#### EXERCISE INPUT
======

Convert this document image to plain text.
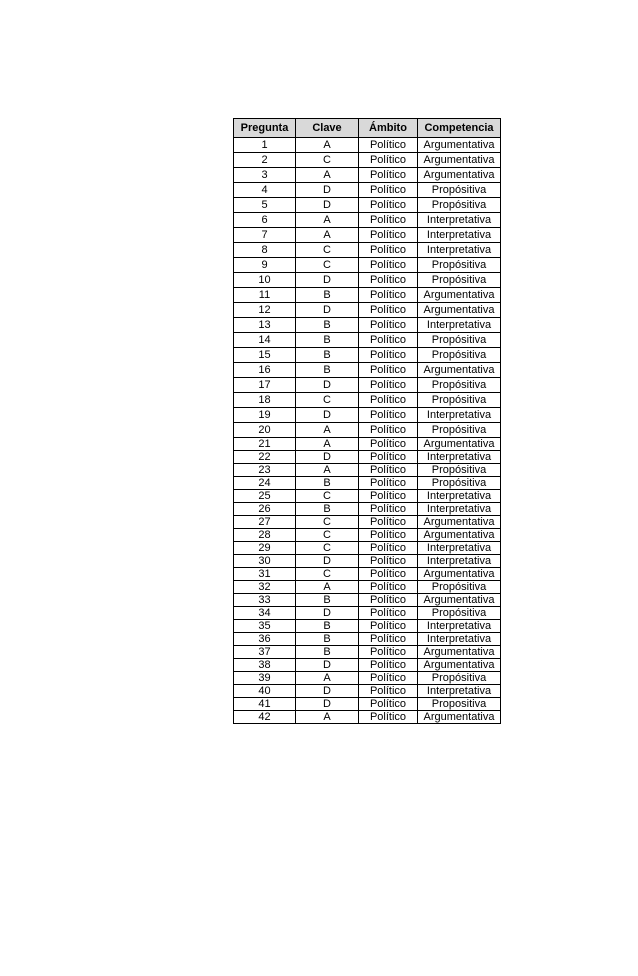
Pregunta	Clave	Ámbito	Competencia
1	A	Político	Argumentativa
2	C	Político	Argumentativa
3	A	Político	Argumentativa
4	D	Político	Propósitiva
5	D	Político	Propósitiva
6	A	Político	Interpretativa
7	A	Político	Interpretativa
8	C	Político	Interpretativa
9	C	Político	Propósitiva
10	D	Político	Propósitiva
11	B	Político	Argumentativa
12	D	Político	Argumentativa
13	B	Político	Interpretativa
14	B	Político	Propósitiva
15	B	Político	Propósitiva
16	B	Político	Argumentativa
17	D	Político	Propósitiva
18	C	Político	Propósitiva
19	D	Político	Interpretativa
20	A	Político	Propósitiva
21	A	Político	Argumentativa
22	D	Político	Interpretativa
23	A	Político	Propósitiva
24	B	Político	Propósitiva
25	C	Político	Interpretativa
26	B	Político	Interpretativa
27	C	Político	Argumentativa
28	C	Político	Argumentativa
29	C	Político	Interpretativa
30	D	Político	Interpretativa
31	C	Político	Argumentativa
32	A	Político	Propósitiva
33	B	Político	Argumentativa
34	D	Político	Propósitiva
35	B	Político	Interpretativa
36	B	Político	Interpretativa
37	B	Político	Argumentativa
38	D	Político	Argumentativa
39	A	Político	Propósitiva
40	D	Político	Interpretativa
41	D	Político	Propositiva
42	A	Político	Argumentativa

======

#### GOAL
Write the records out again in full, exactly, and skip every picture.

#### RESULT OF THE TASK
Convert this document image to plain text.
Pregunta	Clave	Ámbito	Competencia
1	A	Político	Argumentativa
2	C	Político	Argumentativa
3	A	Político	Argumentativa
4	D	Político	Propósitiva
5	D	Político	Propósitiva
6	A	Político	Interpretativa
7	A	Político	Interpretativa
8	C	Político	Interpretativa
9	C	Político	Propósitiva
10	D	Político	Propósitiva
11	B	Político	Argumentativa
12	D	Político	Argumentativa
13	B	Político	Interpretativa
14	B	Político	Propósitiva
15	B	Político	Propósitiva
16	B	Político	Argumentativa
17	D	Político	Propósitiva
18	C	Político	Propósitiva
19	D	Político	Interpretativa
20	A	Político	Propósitiva
21	A	Político	Argumentativa
22	D	Político	Interpretativa
23	A	Político	Propósitiva
24	B	Político	Propósitiva
25	C	Político	Interpretativa
26	B	Político	Interpretativa
27	C	Político	Argumentativa
28	C	Político	Argumentativa
29	C	Político	Interpretativa
30	D	Político	Interpretativa
31	C	Político	Argumentativa
32	A	Político	Propósitiva
33	B	Político	Argumentativa
34	D	Político	Propósitiva
35	B	Político	Interpretativa
36	B	Político	Interpretativa
37	B	Político	Argumentativa
38	D	Político	Argumentativa
39	A	Político	Propósitiva
40	D	Político	Interpretativa
41	D	Político	Propositiva
42	A	Político	Argumentativa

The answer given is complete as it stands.